Given instruction – Format every line of the rows below as a JSON list of strings, one string per line, leaving out blank lines.

Material for this task –

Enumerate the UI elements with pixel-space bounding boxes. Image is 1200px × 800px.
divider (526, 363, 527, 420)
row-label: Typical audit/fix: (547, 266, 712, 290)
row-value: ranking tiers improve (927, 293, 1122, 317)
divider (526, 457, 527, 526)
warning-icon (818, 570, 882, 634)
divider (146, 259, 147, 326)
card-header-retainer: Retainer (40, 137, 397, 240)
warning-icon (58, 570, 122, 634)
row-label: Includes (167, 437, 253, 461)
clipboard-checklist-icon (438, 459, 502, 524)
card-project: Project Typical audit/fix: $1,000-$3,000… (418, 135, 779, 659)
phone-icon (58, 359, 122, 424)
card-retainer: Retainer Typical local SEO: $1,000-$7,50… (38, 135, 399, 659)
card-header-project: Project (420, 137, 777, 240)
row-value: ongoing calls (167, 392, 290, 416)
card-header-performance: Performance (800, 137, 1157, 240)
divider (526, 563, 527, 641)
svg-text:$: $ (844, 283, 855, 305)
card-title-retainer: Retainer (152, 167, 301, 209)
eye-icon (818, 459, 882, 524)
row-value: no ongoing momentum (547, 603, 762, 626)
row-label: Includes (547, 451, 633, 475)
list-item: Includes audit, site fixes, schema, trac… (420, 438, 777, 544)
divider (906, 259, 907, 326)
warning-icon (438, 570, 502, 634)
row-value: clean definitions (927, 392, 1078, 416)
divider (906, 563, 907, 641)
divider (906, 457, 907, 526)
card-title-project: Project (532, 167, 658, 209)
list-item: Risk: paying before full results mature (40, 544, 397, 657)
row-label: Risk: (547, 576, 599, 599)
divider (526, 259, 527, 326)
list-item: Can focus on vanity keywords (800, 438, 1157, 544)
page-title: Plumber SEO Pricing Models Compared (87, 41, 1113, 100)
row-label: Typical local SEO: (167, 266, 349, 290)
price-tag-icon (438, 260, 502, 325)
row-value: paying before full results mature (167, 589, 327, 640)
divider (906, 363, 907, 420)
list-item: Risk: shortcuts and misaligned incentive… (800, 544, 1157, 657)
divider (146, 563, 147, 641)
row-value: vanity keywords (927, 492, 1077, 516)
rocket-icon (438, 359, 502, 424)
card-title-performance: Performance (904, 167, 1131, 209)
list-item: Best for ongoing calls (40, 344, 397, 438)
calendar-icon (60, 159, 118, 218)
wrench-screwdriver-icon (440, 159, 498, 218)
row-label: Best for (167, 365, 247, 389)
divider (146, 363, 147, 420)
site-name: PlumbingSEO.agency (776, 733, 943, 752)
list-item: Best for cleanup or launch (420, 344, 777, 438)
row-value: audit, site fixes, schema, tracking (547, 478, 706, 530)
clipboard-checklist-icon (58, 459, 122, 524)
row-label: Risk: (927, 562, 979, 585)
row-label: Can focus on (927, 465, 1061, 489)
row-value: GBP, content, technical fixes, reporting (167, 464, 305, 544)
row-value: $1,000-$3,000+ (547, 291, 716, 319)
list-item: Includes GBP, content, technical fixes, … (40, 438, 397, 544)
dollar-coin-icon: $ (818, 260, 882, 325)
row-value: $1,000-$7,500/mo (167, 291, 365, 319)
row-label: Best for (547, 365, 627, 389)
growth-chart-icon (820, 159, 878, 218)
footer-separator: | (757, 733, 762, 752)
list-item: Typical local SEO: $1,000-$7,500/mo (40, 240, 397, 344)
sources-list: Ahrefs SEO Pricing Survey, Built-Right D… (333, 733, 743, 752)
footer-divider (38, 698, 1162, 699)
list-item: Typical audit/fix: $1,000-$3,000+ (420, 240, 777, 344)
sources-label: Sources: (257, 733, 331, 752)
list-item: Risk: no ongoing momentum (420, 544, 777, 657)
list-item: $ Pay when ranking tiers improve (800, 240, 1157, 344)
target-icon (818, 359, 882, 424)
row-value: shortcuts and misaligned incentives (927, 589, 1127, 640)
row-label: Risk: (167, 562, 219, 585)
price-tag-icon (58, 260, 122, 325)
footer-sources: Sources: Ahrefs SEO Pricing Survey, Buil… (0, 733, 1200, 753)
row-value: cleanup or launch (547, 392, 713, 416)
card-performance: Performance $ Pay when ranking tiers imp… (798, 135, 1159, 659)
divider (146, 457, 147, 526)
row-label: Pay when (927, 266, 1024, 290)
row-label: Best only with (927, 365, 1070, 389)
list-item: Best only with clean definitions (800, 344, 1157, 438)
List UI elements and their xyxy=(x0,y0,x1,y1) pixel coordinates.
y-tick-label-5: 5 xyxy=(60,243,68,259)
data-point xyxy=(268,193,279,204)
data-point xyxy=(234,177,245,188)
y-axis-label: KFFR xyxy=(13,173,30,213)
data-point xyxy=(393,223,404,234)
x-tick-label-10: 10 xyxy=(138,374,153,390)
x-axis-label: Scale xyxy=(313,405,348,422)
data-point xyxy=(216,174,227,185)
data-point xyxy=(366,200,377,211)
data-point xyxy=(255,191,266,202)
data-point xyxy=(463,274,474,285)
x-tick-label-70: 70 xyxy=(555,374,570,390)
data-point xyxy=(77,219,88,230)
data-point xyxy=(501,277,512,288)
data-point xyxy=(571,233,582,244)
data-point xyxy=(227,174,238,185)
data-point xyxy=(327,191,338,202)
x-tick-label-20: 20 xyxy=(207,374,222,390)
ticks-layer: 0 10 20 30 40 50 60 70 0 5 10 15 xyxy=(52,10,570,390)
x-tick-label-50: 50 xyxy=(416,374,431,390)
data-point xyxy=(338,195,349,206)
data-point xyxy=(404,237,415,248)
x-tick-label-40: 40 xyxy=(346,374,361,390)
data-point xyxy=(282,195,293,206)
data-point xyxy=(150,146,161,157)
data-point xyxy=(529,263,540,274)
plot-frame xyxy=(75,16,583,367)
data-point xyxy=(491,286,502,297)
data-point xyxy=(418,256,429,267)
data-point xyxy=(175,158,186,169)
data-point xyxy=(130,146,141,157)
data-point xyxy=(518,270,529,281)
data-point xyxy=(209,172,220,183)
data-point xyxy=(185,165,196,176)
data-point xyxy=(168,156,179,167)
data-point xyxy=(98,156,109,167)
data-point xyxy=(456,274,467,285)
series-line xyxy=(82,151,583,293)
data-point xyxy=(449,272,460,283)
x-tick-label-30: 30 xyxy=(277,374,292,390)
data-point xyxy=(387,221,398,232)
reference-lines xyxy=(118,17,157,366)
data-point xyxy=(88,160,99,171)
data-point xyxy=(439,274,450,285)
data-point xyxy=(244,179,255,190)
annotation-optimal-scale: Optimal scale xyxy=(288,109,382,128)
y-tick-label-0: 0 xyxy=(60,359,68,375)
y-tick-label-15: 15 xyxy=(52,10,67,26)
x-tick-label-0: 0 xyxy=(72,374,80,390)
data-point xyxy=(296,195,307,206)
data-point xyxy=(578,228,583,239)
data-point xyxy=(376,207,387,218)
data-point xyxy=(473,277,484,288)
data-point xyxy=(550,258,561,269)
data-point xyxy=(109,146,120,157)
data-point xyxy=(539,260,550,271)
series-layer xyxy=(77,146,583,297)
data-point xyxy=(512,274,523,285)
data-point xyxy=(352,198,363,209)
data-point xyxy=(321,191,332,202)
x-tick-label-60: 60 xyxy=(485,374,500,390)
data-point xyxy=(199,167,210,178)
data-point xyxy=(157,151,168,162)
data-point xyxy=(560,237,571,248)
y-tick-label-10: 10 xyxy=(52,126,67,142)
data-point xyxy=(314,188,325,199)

Response –
[
  "Enumerate the UI elements with pixel-space bounding boxes. Image is 1200px × 800px.",
  "divider (526, 363, 527, 420)",
  "row-label: Typical audit/fix: (547, 266, 712, 290)",
  "row-value: ranking tiers improve (927, 293, 1122, 317)",
  "divider (526, 457, 527, 526)",
  "warning-icon (818, 570, 882, 634)",
  "divider (146, 259, 147, 326)",
  "card-header-retainer: Retainer (40, 137, 397, 240)",
  "warning-icon (58, 570, 122, 634)",
  "row-label: Includes (167, 437, 253, 461)",
  "clipboard-checklist-icon (438, 459, 502, 524)",
  "card-project: Project Typical audit/fix: $1,000-$3,000… (418, 135, 779, 659)",
  "phone-icon (58, 359, 122, 424)",
  "card-retainer: Retainer Typical local SEO: $1,000-$7,50… (38, 135, 399, 659)",
  "card-header-project: Project (420, 137, 777, 240)",
  "row-value: ongoing calls (167, 392, 290, 416)",
  "card-header-performance: Performance (800, 137, 1157, 240)",
  "divider (526, 563, 527, 641)",
  "svg-text:$: $ (844, 283, 855, 305)",
  "card-title-retainer: Retainer (152, 167, 301, 209)",
  "eye-icon (818, 459, 882, 524)",
  "row-value: no ongoing momentum (547, 603, 762, 626)",
  "row-label: Includes (547, 451, 633, 475)",
  "list-item: Includes audit, site fixes, schema, trac… (420, 438, 777, 544)",
  "divider (906, 259, 907, 326)",
  "warning-icon (438, 570, 502, 634)",
  "row-value: clean definitions (927, 392, 1078, 416)",
  "divider (906, 563, 907, 641)",
  "divider (906, 457, 907, 526)",
  "card-title-project: Project (532, 167, 658, 209)",
  "list-item: Risk: paying before full results mature (40, 544, 397, 657)",
  "row-label: Risk: (547, 576, 599, 599)",
  "divider (526, 259, 527, 326)",
  "list-item: Can focus on vanity keywords (800, 438, 1157, 544)",
  "page-title: Plumber SEO Pricing Models Compared (87, 41, 1113, 100)",
  "row-label: Typical local SEO: (167, 266, 349, 290)",
  "price-tag-icon (438, 260, 502, 325)",
  "row-value: paying before full results mature (167, 589, 327, 640)",
  "divider (906, 363, 907, 420)",
  "list-item: Risk: shortcuts and misaligned incentive… (800, 544, 1157, 657)",
  "divider (146, 563, 147, 641)",
  "row-value: vanity keywords (927, 492, 1077, 516)",
  "rocket-icon (438, 359, 502, 424)",
  "card-title-performance: Performance (904, 167, 1131, 209)",
  "list-item: Best for ongoing calls (40, 344, 397, 438)",
  "calendar-icon (60, 159, 118, 218)",
  "wrench-screwdriver-icon (440, 159, 498, 218)",
  "row-label: Best for (167, 365, 247, 389)",
  "divider (146, 363, 147, 420)",
  "site-name: PlumbingSEO.agency (776, 733, 943, 752)",
  "list-item: Best for cleanup or launch (420, 344, 777, 438)",
  "row-value: audit, site fixes, schema, tracking (547, 478, 706, 530)",
  "clipboard-checklist-icon (58, 459, 122, 524)",
  "row-label: Risk: (927, 562, 979, 585)",
  "row-label: Can focus on (927, 465, 1061, 489)",
  "row-value: GBP, content, technical fixes, reporting (167, 464, 305, 544)",
  "row-value: $1,000-$3,000+ (547, 291, 716, 319)",
  "list-item: Includes GBP, content, technical fixes, … (40, 438, 397, 544)",
  "dollar-coin-icon: $ (818, 260, 882, 325)",
  "row-value: $1,000-$7,500/mo (167, 291, 365, 319)",
  "row-label: Best for (547, 365, 627, 389)",
  "growth-chart-icon (820, 159, 878, 218)",
  "footer-separator: | (757, 733, 762, 752)",
  "list-item: Typical local SEO: $1,000-$7,500/mo (40, 240, 397, 344)",
  "sources-list: Ahrefs SEO Pricing Survey, Built-Right D… (333, 733, 743, 752)",
  "footer-divider (38, 698, 1162, 699)",
  "list-item: Typical audit/fix: $1,000-$3,000+ (420, 240, 777, 344)",
  "sources-label: Sources: (257, 733, 331, 752)",
  "list-item: Risk: no ongoing momentum (420, 544, 777, 657)",
  "list-item: $ Pay when ranking tiers improve (800, 240, 1157, 344)",
  "target-icon (818, 359, 882, 424)",
  "row-value: shortcuts and misaligned incentives (927, 589, 1127, 640)",
  "row-label: Risk: (167, 562, 219, 585)",
  "price-tag-icon (58, 260, 122, 325)",
  "footer-sources: Sources: Ahrefs SEO Pricing Survey, Buil… (0, 733, 1200, 753)",
  "row-value: cleanup or launch (547, 392, 713, 416)",
  "card-performance: Performance $ Pay when ranking tiers imp… (798, 135, 1159, 659)",
  "divider (146, 457, 147, 526)",
  "row-label: Pay when (927, 266, 1024, 290)",
  "row-label: Best only with (927, 365, 1070, 389)",
  "list-item: Best only with clean definitions (800, 344, 1157, 438)",
  "List UI elements and their xyxy=(x0,y0,x1,y1) pixel coordinates.",
  "y-tick-label-5: 5 xyxy=(60,243,68,259)",
  "data-point xyxy=(268,193,279,204)",
  "data-point xyxy=(234,177,245,188)",
  "y-axis-label: KFFR xyxy=(13,173,30,213)",
  "data-point xyxy=(393,223,404,234)",
  "x-tick-label-10: 10 xyxy=(138,374,153,390)",
  "x-axis-label: Scale xyxy=(313,405,348,422)",
  "data-point xyxy=(216,174,227,185)",
  "data-point xyxy=(366,200,377,211)",
  "data-point xyxy=(255,191,266,202)",
  "data-point xyxy=(463,274,474,285)",
  "x-tick-label-70: 70 xyxy=(555,374,570,390)",
  "data-point xyxy=(77,219,88,230)",
  "data-point xyxy=(501,277,512,288)",
  "data-point xyxy=(571,233,582,244)",
  "data-point xyxy=(227,174,238,185)",
  "data-point xyxy=(327,191,338,202)",
  "x-tick-label-20: 20 xyxy=(207,374,222,390)",
  "ticks-layer: 0 10 20 30 40 50 60 70 0 5 10 15 xyxy=(52,10,570,390)",
  "x-tick-label-50: 50 xyxy=(416,374,431,390)",
  "data-point xyxy=(338,195,349,206)",
  "data-point xyxy=(404,237,415,248)",
  "x-tick-label-40: 40 xyxy=(346,374,361,390)",
  "data-point xyxy=(282,195,293,206)",
  "data-point xyxy=(150,146,161,157)",
  "data-point xyxy=(529,263,540,274)",
  "plot-frame xyxy=(75,16,583,367)",
  "data-point xyxy=(491,286,502,297)",
  "data-point xyxy=(418,256,429,267)",
  "data-point xyxy=(175,158,186,169)",
  "data-point xyxy=(130,146,141,157)",
  "data-point xyxy=(518,270,529,281)",
  "data-point xyxy=(209,172,220,183)",
  "data-point xyxy=(185,165,196,176)",
  "data-point xyxy=(168,156,179,167)",
  "data-point xyxy=(98,156,109,167)",
  "data-point xyxy=(456,274,467,285)",
  "series-line xyxy=(82,151,583,293)",
  "data-point xyxy=(449,272,460,283)",
  "x-tick-label-30: 30 xyxy=(277,374,292,390)",
  "data-point xyxy=(387,221,398,232)",
  "reference-lines xyxy=(118,17,157,366)",
  "data-point xyxy=(88,160,99,171)",
  "data-point xyxy=(439,274,450,285)",
  "data-point xyxy=(244,179,255,190)",
  "annotation-optimal-scale: Optimal scale xyxy=(288,109,382,128)",
  "y-tick-label-0: 0 xyxy=(60,359,68,375)",
  "y-tick-label-15: 15 xyxy=(52,10,67,26)",
  "x-tick-label-0: 0 xyxy=(72,374,80,390)",
  "data-point xyxy=(296,195,307,206)",
  "data-point xyxy=(578,228,583,239)",
  "data-point xyxy=(376,207,387,218)",
  "data-point xyxy=(473,277,484,288)",
  "data-point xyxy=(550,258,561,269)",
  "data-point xyxy=(109,146,120,157)",
  "data-point xyxy=(539,260,550,271)",
  "series-layer xyxy=(77,146,583,297)",
  "data-point xyxy=(512,274,523,285)",
  "data-point xyxy=(352,198,363,209)",
  "data-point xyxy=(321,191,332,202)",
  "x-tick-label-60: 60 xyxy=(485,374,500,390)",
  "data-point xyxy=(199,167,210,178)",
  "data-point xyxy=(157,151,168,162)",
  "data-point xyxy=(560,237,571,248)",
  "y-tick-label-10: 10 xyxy=(52,126,67,142)",
  "data-point xyxy=(314,188,325,199)"
]